┌──
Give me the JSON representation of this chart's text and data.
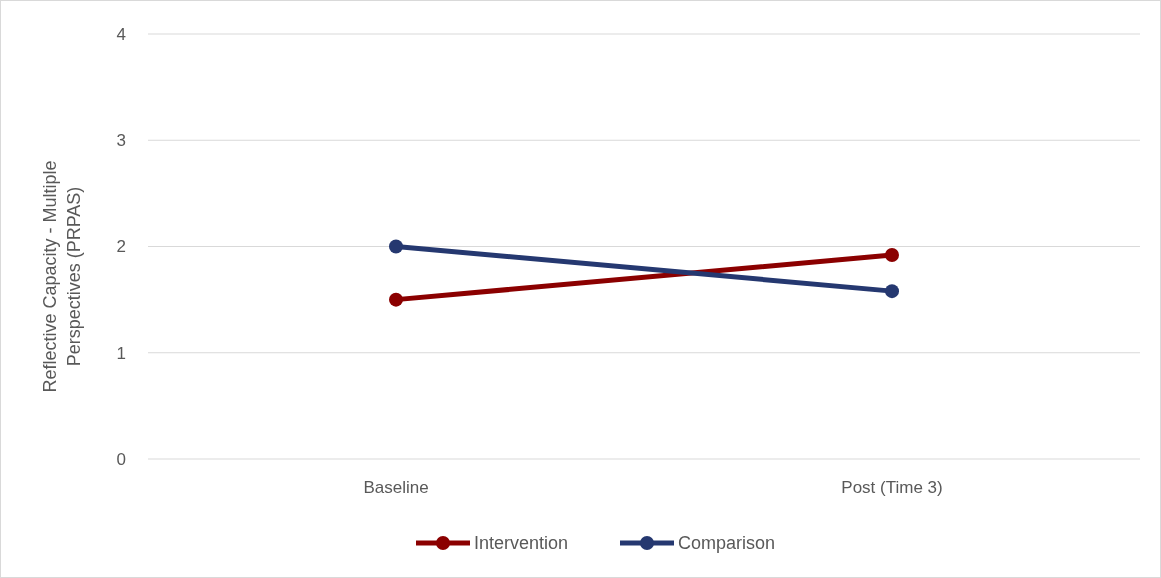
{
  "chart_data": {
    "type": "line",
    "ylabel": "Reflective Capacity - Multiple Perspectives (PRPAS)",
    "categories": [
      "Baseline",
      "Post (Time 3)"
    ],
    "series": [
      {
        "name": "Intervention",
        "color": "#8b0000",
        "values": [
          1.5,
          1.92
        ]
      },
      {
        "name": "Comparison",
        "color": "#253870",
        "values": [
          2.0,
          1.58
        ]
      }
    ],
    "ylim": [
      0,
      4
    ],
    "yticks": [
      0,
      1,
      2,
      3,
      4
    ],
    "grid": "y",
    "legend": "bottom",
    "marker": "circle",
    "line_style": "solid"
  }
}
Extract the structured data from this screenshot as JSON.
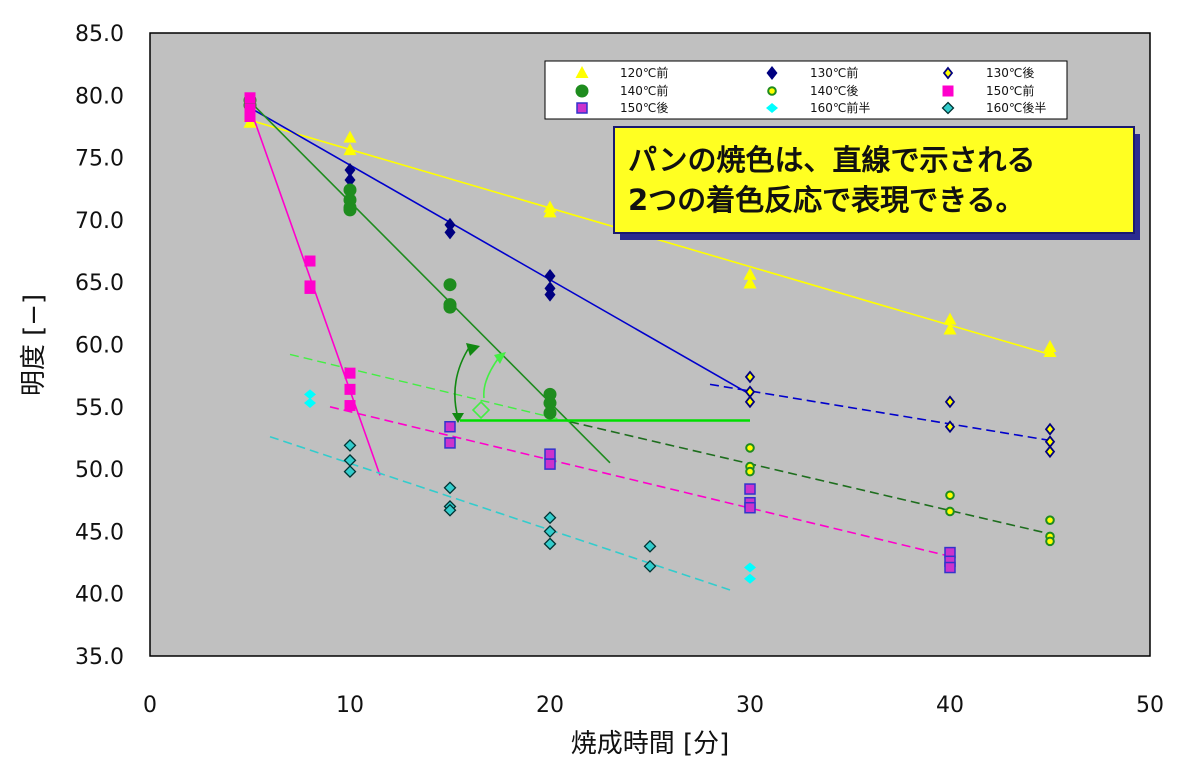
{
  "chart_data": {
    "type": "scatter",
    "title": "",
    "xlabel": "焼成時間 [分]",
    "ylabel": "明度 [−]",
    "xlim": [
      0,
      50
    ],
    "ylim": [
      35,
      85
    ],
    "x_ticks": [
      "0",
      "10",
      "20",
      "30",
      "40",
      "50"
    ],
    "y_ticks": [
      "35.0",
      "40.0",
      "45.0",
      "50.0",
      "55.0",
      "60.0",
      "65.0",
      "70.0",
      "75.0",
      "80.0",
      "85.0"
    ],
    "grid": false,
    "plot_background": "#c0c0c0",
    "legend_position": "top-right",
    "series": [
      {
        "name": "120℃前",
        "marker": "triangle",
        "color": "#ffff00",
        "points": [
          [
            5,
            77.8
          ],
          [
            5,
            78.3
          ],
          [
            10,
            76.6
          ],
          [
            10,
            75.6
          ],
          [
            20,
            71.0
          ],
          [
            20,
            70.6
          ],
          [
            25,
            68.8
          ],
          [
            30,
            65.6
          ],
          [
            30,
            64.9
          ],
          [
            40,
            62.0
          ],
          [
            40,
            61.2
          ],
          [
            45,
            59.8
          ],
          [
            45,
            59.4
          ]
        ]
      },
      {
        "name": "130℃前",
        "marker": "diamond",
        "color": "#000080",
        "points": [
          [
            5,
            79.5
          ],
          [
            10,
            74.0
          ],
          [
            10,
            73.2
          ],
          [
            15,
            69.6
          ],
          [
            15,
            69.0
          ],
          [
            20,
            65.5
          ],
          [
            20,
            64.5
          ],
          [
            20,
            64.0
          ]
        ]
      },
      {
        "name": "130℃後",
        "marker": "small-diamond",
        "color": "#ffff00",
        "edge": "#000080",
        "points": [
          [
            30,
            57.4
          ],
          [
            30,
            56.2
          ],
          [
            30,
            55.4
          ],
          [
            40,
            55.4
          ],
          [
            40,
            53.4
          ],
          [
            45,
            53.2
          ],
          [
            45,
            52.2
          ],
          [
            45,
            51.4
          ]
        ]
      },
      {
        "name": "140℃前",
        "marker": "circle",
        "color": "#1e8c1e",
        "points": [
          [
            5,
            79.6
          ],
          [
            5,
            79.2
          ],
          [
            10,
            72.4
          ],
          [
            10,
            71.6
          ],
          [
            10,
            71.0
          ],
          [
            10,
            70.8
          ],
          [
            15,
            64.8
          ],
          [
            15,
            63.2
          ],
          [
            15,
            63.0
          ],
          [
            20,
            56.0
          ],
          [
            20,
            55.3
          ],
          [
            20,
            54.5
          ]
        ]
      },
      {
        "name": "140℃後",
        "marker": "small-circle",
        "color": "#ffff00",
        "edge": "#1e8c1e",
        "points": [
          [
            30,
            51.7
          ],
          [
            30,
            50.2
          ],
          [
            30,
            49.8
          ],
          [
            40,
            47.9
          ],
          [
            40,
            46.6
          ],
          [
            45,
            45.9
          ],
          [
            45,
            44.6
          ],
          [
            45,
            44.2
          ]
        ]
      },
      {
        "name": "150℃前",
        "marker": "square",
        "color": "#ff00cc",
        "points": [
          [
            5,
            79.8
          ],
          [
            5,
            78.9
          ],
          [
            5,
            78.3
          ],
          [
            8,
            66.7
          ],
          [
            8,
            64.7
          ],
          [
            8,
            64.5
          ],
          [
            10,
            57.7
          ],
          [
            10,
            56.4
          ],
          [
            10,
            55.1
          ]
        ]
      },
      {
        "name": "150℃後",
        "marker": "square-edge",
        "color": "#cc33cc",
        "edge": "#3333cc",
        "points": [
          [
            15,
            53.4
          ],
          [
            15,
            52.1
          ],
          [
            20,
            51.2
          ],
          [
            20,
            50.4
          ],
          [
            30,
            48.4
          ],
          [
            30,
            47.3
          ],
          [
            30,
            46.9
          ],
          [
            40,
            43.3
          ],
          [
            40,
            42.6
          ],
          [
            40,
            42.1
          ]
        ]
      },
      {
        "name": "160℃前半",
        "marker": "diamond-flat",
        "color": "#00ffff",
        "points": [
          [
            8,
            56.0
          ],
          [
            8,
            55.3
          ],
          [
            30,
            42.1
          ],
          [
            30,
            41.2
          ]
        ]
      },
      {
        "name": "160℃後半",
        "marker": "diamond-edge",
        "color": "#33cccc",
        "edge": "#003333",
        "points": [
          [
            10,
            51.9
          ],
          [
            10,
            50.7
          ],
          [
            10,
            49.8
          ],
          [
            15,
            48.5
          ],
          [
            15,
            47.0
          ],
          [
            15,
            46.7
          ],
          [
            20,
            46.1
          ],
          [
            20,
            45.0
          ],
          [
            20,
            44.0
          ],
          [
            25,
            43.8
          ],
          [
            25,
            42.2
          ]
        ]
      }
    ],
    "trend_lines": [
      {
        "series": "120℃前",
        "style": "solid",
        "color": "#ffff00",
        "from": [
          5,
          78.0
        ],
        "to": [
          45,
          59.2
        ]
      },
      {
        "series": "130℃前",
        "style": "solid",
        "color": "#0000cc",
        "from": [
          5,
          79.0
        ],
        "to": [
          30,
          56.0
        ]
      },
      {
        "series": "140℃前",
        "style": "solid",
        "color": "#1e8c1e",
        "from": [
          5,
          79.5
        ],
        "to": [
          23,
          50.5
        ]
      },
      {
        "series": "150℃前",
        "style": "solid",
        "color": "#ff00cc",
        "from": [
          5,
          79.0
        ],
        "to": [
          11.5,
          49.5
        ]
      },
      {
        "series": "130℃後",
        "style": "dashed",
        "color": "#0000cc",
        "from": [
          28,
          56.8
        ],
        "to": [
          45,
          52.3
        ]
      },
      {
        "series": "140℃後",
        "style": "dashed-light",
        "color": "#44ee44",
        "from": [
          7,
          59.2
        ],
        "to": [
          21,
          53.8
        ]
      },
      {
        "series": "140℃後",
        "style": "dashed",
        "color": "#1e6e1e",
        "from": [
          21,
          53.8
        ],
        "to": [
          45,
          44.8
        ]
      },
      {
        "series": "150℃後",
        "style": "dashed",
        "color": "#ff00cc",
        "from": [
          9,
          55.0
        ],
        "to": [
          40,
          43.0
        ]
      },
      {
        "series": "160℃後半",
        "style": "dashed",
        "color": "#33cccc",
        "from": [
          6,
          52.6
        ],
        "to": [
          29,
          40.3
        ]
      },
      {
        "series": "annotation",
        "style": "solid-bold",
        "color": "#00dd00",
        "from": [
          15.5,
          53.9
        ],
        "to": [
          30,
          53.9
        ]
      }
    ],
    "annotations": {
      "callout": [
        "パンの焼色は、直線で示される",
        "2つの着色反応で表現できる。"
      ]
    }
  }
}
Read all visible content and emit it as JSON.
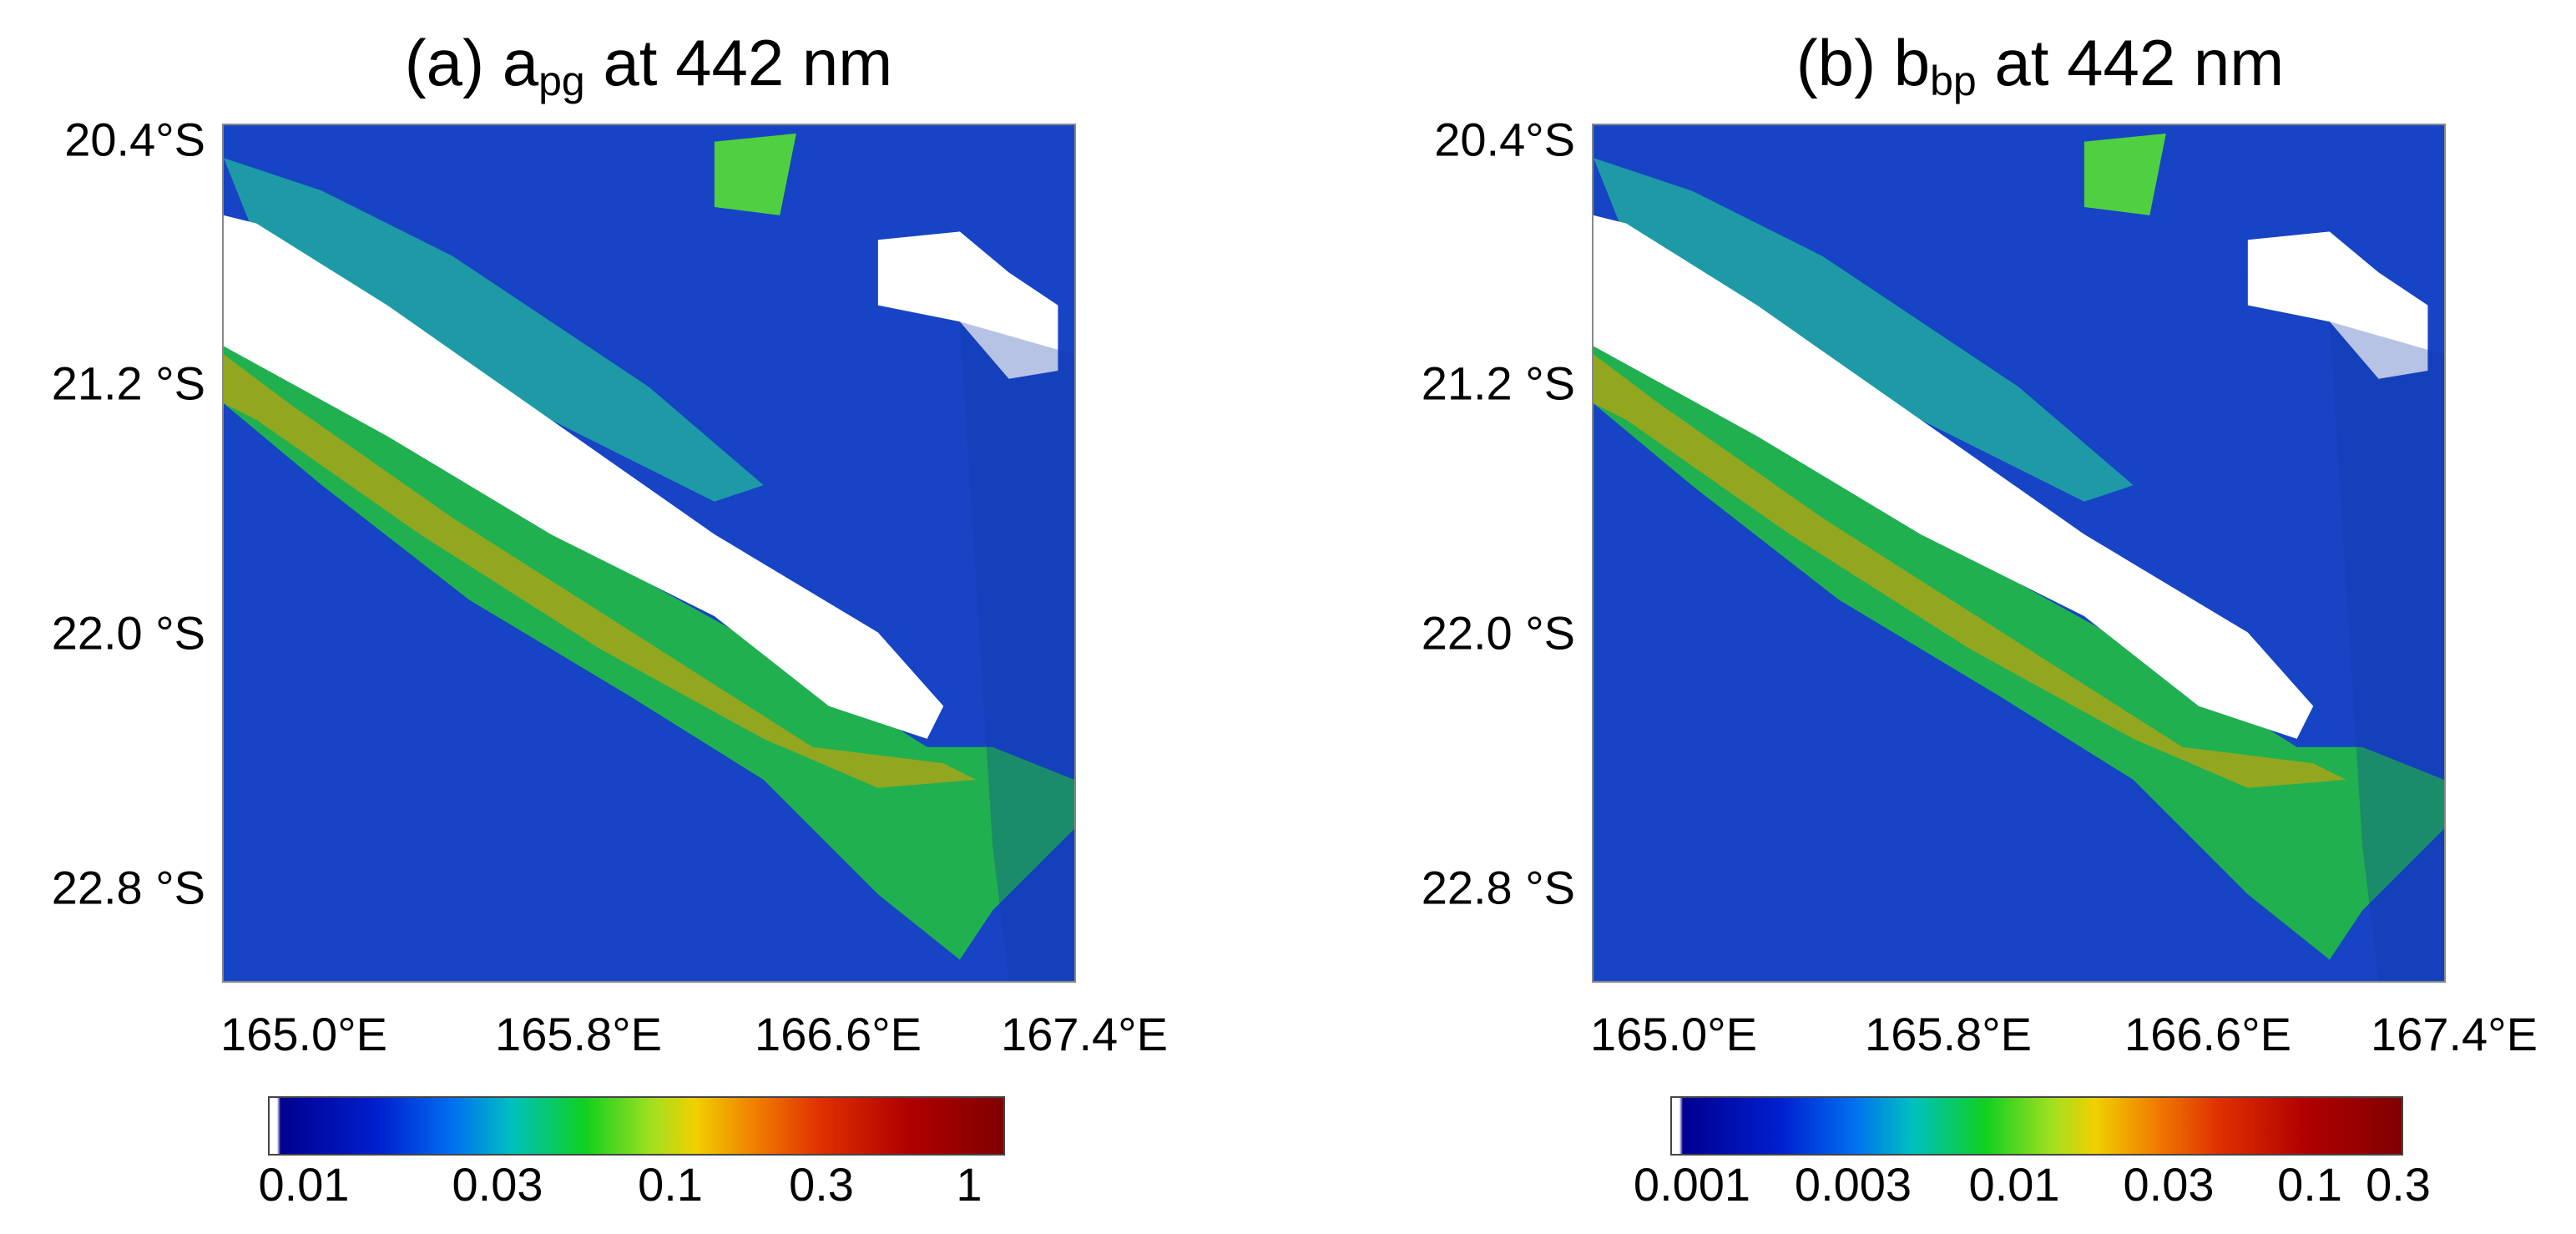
{
  "panels": [
    {
      "title": {
        "prefix": "(a) a",
        "sub": "pg",
        "suffix": " at 442 nm"
      },
      "lat_labels": [
        "20.4°S",
        "21.2 °S",
        "22.0 °S",
        "22.8 °S"
      ],
      "lon_labels": [
        "165.0°E",
        "165.8°E",
        "166.6°E",
        "167.4°E"
      ],
      "colorbar_labels": [
        "0.01",
        "0.03",
        "0.1",
        "0.3",
        "1"
      ]
    },
    {
      "title": {
        "prefix": "(b) b",
        "sub": "bp",
        "suffix": " at 442 nm"
      },
      "lat_labels": [
        "20.4°S",
        "21.2 °S",
        "22.0 °S",
        "22.8 °S"
      ],
      "lon_labels": [
        "165.0°E",
        "165.8°E",
        "166.6°E",
        "167.4°E"
      ],
      "colorbar_labels": [
        "0.001",
        "0.003",
        "0.01",
        "0.03",
        "0.1",
        "0.3"
      ]
    }
  ]
}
└──
> _What is being asked_
Tally up the lines holding the word "this" in the data above, and answer with that figure only.

> _Output of the task_
2